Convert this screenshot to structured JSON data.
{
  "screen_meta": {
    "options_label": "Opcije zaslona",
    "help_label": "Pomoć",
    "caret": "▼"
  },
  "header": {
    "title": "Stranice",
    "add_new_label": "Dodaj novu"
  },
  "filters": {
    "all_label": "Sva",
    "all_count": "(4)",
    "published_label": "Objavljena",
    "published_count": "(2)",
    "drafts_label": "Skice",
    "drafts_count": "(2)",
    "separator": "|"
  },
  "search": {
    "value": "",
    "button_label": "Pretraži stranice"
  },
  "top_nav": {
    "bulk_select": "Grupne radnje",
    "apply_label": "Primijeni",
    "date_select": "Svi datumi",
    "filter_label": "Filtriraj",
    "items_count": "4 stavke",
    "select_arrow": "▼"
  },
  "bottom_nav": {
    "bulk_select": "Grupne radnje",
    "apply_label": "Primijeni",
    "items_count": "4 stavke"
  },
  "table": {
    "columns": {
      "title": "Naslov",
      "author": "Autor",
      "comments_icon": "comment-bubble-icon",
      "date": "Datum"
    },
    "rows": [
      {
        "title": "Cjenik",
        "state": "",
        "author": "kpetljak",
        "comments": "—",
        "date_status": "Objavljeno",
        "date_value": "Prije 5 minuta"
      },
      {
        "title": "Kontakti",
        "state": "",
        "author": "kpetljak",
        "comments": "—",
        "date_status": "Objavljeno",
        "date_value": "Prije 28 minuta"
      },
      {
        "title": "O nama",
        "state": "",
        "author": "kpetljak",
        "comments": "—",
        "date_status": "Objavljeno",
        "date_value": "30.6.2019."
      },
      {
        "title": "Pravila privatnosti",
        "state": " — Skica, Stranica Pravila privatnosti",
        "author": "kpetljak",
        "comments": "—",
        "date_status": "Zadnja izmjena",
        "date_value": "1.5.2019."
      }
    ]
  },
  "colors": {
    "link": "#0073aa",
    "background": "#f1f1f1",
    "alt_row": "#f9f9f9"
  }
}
-----
● **Written problem**
Find every line in the records above that contains the word "privatnosti", and copy each one.

● **Full output**
        "title": "Pravila privatnosti",
        "state": " — Skica, Stranica Pravila privatnosti",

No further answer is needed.